__Source text__

Former SSPX Bp. Williamson, soon to be excommunicated … again

I saw at CWR that former SSPX Bp. Richard Williamson intends soon in Brazil to consecrate at least one priest as a bishop.

He will immediately incur, again, the excommunication which he had incurred at the time of his own illicit consecration in 1988 by the late Archbp. Marcel Lefevbre. That excommunication had been lifted by Benedict XVI as a sign of good will toward the SSPX. Williamson was subsequently expelled from the SSPX for his extreme positions.

So… I am reminded of my old analogy of old fashioned women’s silk stockings. Once they get a snag in them the fabric starts to run and there’s almost no way to stop it.

BTW… it seems to me that one of the reasons that Pope Francis is turned off by things traditional may be his hearing about what Williamson was like as rector of the SSPX seminary in Argentina. In 2009 the head of the SSPX, Bp. Fellay, removed Williamson from that seminary after Williamson denied the Holocaust. After that he was removed from the SSPX.

About Fr. John Zuhlsdorf

Fr. Z is the guy who runs this blog. o{]:¬)
This entry was posted in Dogs and Fleas, SSPX, You must be joking! and tagged , , . Bookmark the permalink.

27 Comments

  1. Maltese says:

    Once you look past +Williamson’s eccentricities and zaniness regarding the Holocaust (vis-à-vis his view of the gas chambers) and topics such as 9-11, he is pretty spot-on on theological matters. Personally, I also look with high regard to Cardinal Burke on theological matters, and also his sound, prudential judgment.

    But, how can one judge how Christ would see His Church today?

  2. Ignatius Loyolensis says:

    Will the soon to be Bishop Jean-Michel Faure confect valid Sacraments?

  3. Hank Igitur says:

    Do you have specific information concerning the then Archbishop Bergoglio’s views of Williamson’s rectorship of the seminary or are you speculating? Williamson has made his personal opinions on a range of issues known publicly and these are not limited to the holocaust as you would be aware.

  4. WmHesch says:

    Weird that the man to be consecrated in his 70’s… So much for preserving his legacy

  5. pmullane says:

    Unfortunately it seems Williamson cannot be protected from himself.

    Im also not looking forward to people taking the impending (and inevitable) excommunication of Williamson as ‘evidence’ of of Francis’ hatred and punshment of ‘tradition’.

    I weep for the SSPX, they really messed up when they thumbed their nose at Benedict. I fear what is coming for them, in this life and the next.

  6. Gabriel Syme says:

    It is really bad news about Williamson’s intentions, I hope he reconsiders. He cannot legitimately make the same arguments today, as ++Lefebvre and +de Castro Mayer made in the 80s.

    I read the man he intends to consecrate is 75 years old (?) and so he seems a strange choice – hardly a man who has many years ahead of him, to carry on whatever it is Williamson thinks he is doing (indeed he is older than Williamson).

__List of tasks__
1. In the blog post about Bishop Williamson, who lifted the excommunication Williamson had incurred at his 1988 consecration?
2. For each statement, say whether it agrees with the blog post about Bishop Williamson, and quote the words of the post that decide it: (a) Williamson was consecrated in 1988 by Archbishop Marcel Lefevbre. (b) Bishop Fellay removed Williamson from the seminary in Argentina in 2012. (c) Williamson intends to carry out the consecration in Brazil.
3. Copy the blog post about Bishop Williamson word for word, starting at "Fr. Z is the" and ending with "Bookmark the permalink.".

__Given entries__
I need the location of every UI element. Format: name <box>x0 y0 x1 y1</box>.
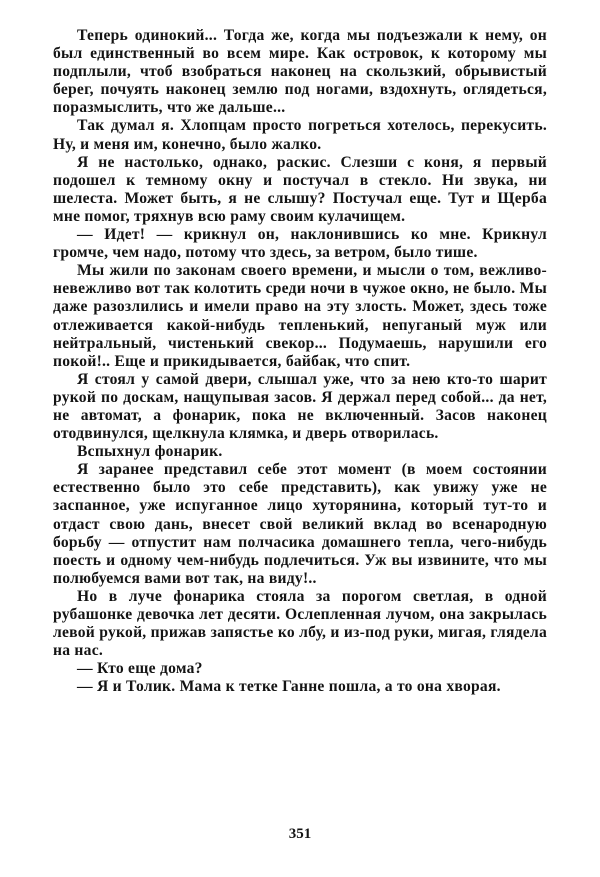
page-number: 351 <box>288 826 312 842</box>
paragraph: Я стоял у самой двери, слышал уже, что за нею кто-то шарит рукой по доскам, нащупывая засов. Я держал перед собой... да нет, не автомат, а фонарик, пока не включенный. Засов наконец отодвинулся, щелкнула клямка, и дверь отворилась. <box>53 370 547 443</box>
paragraph: — Я и Толик. Мама к тетке Ганне пошла, а то она хворая. <box>77 678 501 696</box>
paragraph: Так думал я. Хлопцам просто погреться хотелось, перекусить. Ну, и меня им, конечно, было жалко. <box>53 117 547 153</box>
paragraph: Вспыхнул фонарик. <box>77 443 223 461</box>
paragraph: Я не настолько, однако, раскис. Слезши с коня, я первый подошел к темному окну и постучал в стекло. Ни звука, ни шелеста. Может быть, я не слышу? Постучал еще. Тут и Щерба мне помог, тряхнув всю раму своим кулачищем. <box>53 153 547 225</box>
paragraph: Но в луче фонарика стояла за порогом светлая, в одной рубашонке девочка лет десяти. Ослепленная лучом, она закрылась левой рукой, прижав запястье ко лбу, и из-под руки, мигая, глядела на нас. <box>53 587 547 660</box>
paragraph: Я заранее представил себе этот момент (в моем состоянии естественно было это себе представить), как увижу уже не заспанное, уже испуганное лицо хуторянина, который тут-то и отдаст свою дань, внесет свой великий вклад во всенародную борьбу — отпустит нам полчасика домашнего тепла, чего-нибудь поесть и одному чем-нибудь подлечиться. Уж вы извините, что мы полюбуемся вами вот так, на виду!.. <box>53 461 547 587</box>
paragraph: — Кто еще дома? <box>77 660 203 678</box>
paragraph: Теперь одинокий... Тогда же, когда мы подъезжали к нему, он был единственный во всем мире. Как островок, к которому мы подплыли, чтоб взобраться наконец на скользкий, обрывистый берег, почуять наконец землю под ногами, вздохнуть, оглядеться, поразмыслить, что же дальше... <box>53 27 547 117</box>
paragraph: Мы жили по законам своего времени, и мысли о том, вежливо-невежливо вот так колотить среди ночи в чужое окно, не было. Мы даже разозлились и имели право на эту злость. Может, здесь тоже отлеживается какой-нибудь тепленький, непуганый муж или нейтральный, чистенький свекор... Подумаешь, нарушили его покой!.. Еще и прикидывается, байбак, что спит. <box>53 262 547 370</box>
paragraph: — Идет! — крикнул он, наклонившись ко мне. Крикнул громче, чем надо, потому что здесь, за ветром, было тише. <box>53 226 547 262</box>
page-body <box>53 27 547 696</box>
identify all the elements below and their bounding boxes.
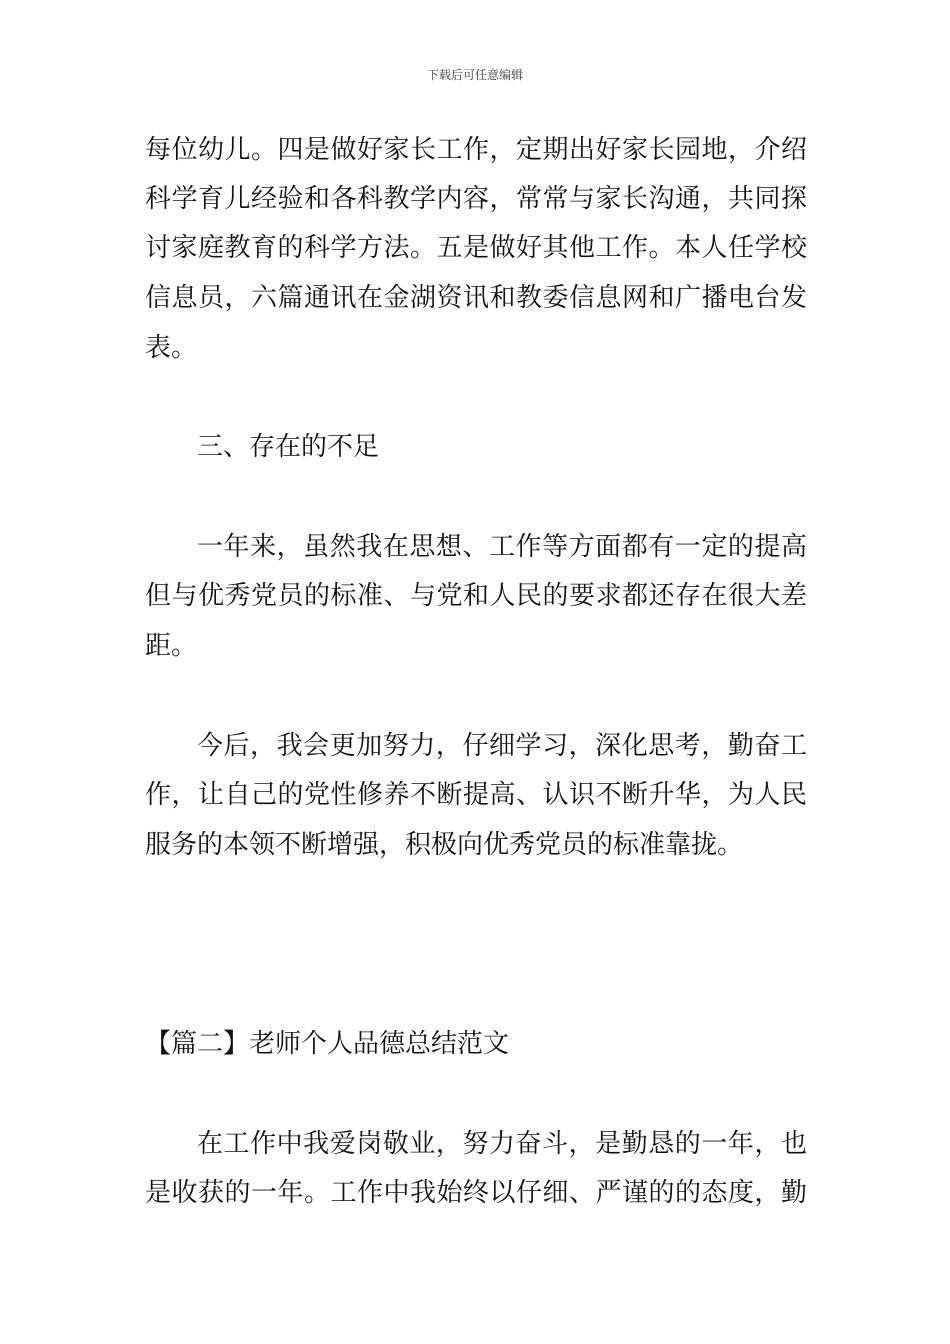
paragraph-line: 表。 bbox=[145, 333, 198, 363]
page-header: 下载后可任意编辑 bbox=[426, 68, 523, 82]
paragraph-line: 但与优秀党员的标准、与党和人民的要求都还存在很大差 bbox=[145, 581, 807, 611]
paragraph-line: 一年来，虽然我在思想、工作等方面都有一定的提高 bbox=[197, 532, 807, 562]
article-heading: 【篇二】老师个人品德总结范文 bbox=[145, 1029, 510, 1059]
section-heading: 三、存在的不足 bbox=[197, 432, 380, 462]
paragraph-line: 信息员，六篇通讯在金湖资讯和教委信息网和广播电台发 bbox=[145, 283, 807, 313]
paragraph-line: 在工作中我爱岗敬业，努力奋斗，是勤恳的一年，也 bbox=[197, 1129, 807, 1159]
paragraph-line: 作，让自己的党性修养不断提高、认识不断升华，为人民 bbox=[145, 780, 807, 810]
paragraph-line: 讨家庭教育的科学方法。五是做好其他工作。本人任学校 bbox=[145, 233, 807, 263]
paragraph-line: 科学育儿经验和各科教学内容，常常与家长沟通，共同探 bbox=[145, 184, 807, 214]
paragraph-line: 服务的本领不断增强，积极向优秀党员的标准靠拢。 bbox=[145, 830, 744, 860]
paragraph-line: 今后，我会更加努力，仔细学习，深化思考，勤奋工 bbox=[197, 731, 807, 761]
paragraph-line: 距。 bbox=[145, 631, 198, 661]
paragraph-line: 是收获的一年。工作中我始终以仔细、严谨的的态度，勤 bbox=[145, 1178, 807, 1208]
paragraph-line: 每位幼儿。四是做好家长工作，定期出好家长园地，介绍 bbox=[145, 135, 807, 165]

__Per-task answers__
1. Benedict XVI lifted it.

2.
(a) Yes: "at the time of his own illicit consecration in 1988 by the late Archbp. Marcel Lefevbre"
(b) No: "In 2009 the head of the SSPX, Bp. Fellay, removed Williamson from that seminary"
(c) Yes: "intends soon in Brazil to consecrate at least one priest as a bishop"

3.
Fr. Z is the guy who runs this blog. o{]:¬)
This entry was posted in Dogs and Fleas, SSPX, You must be joking! and tagged , , . Bookmark the permalink.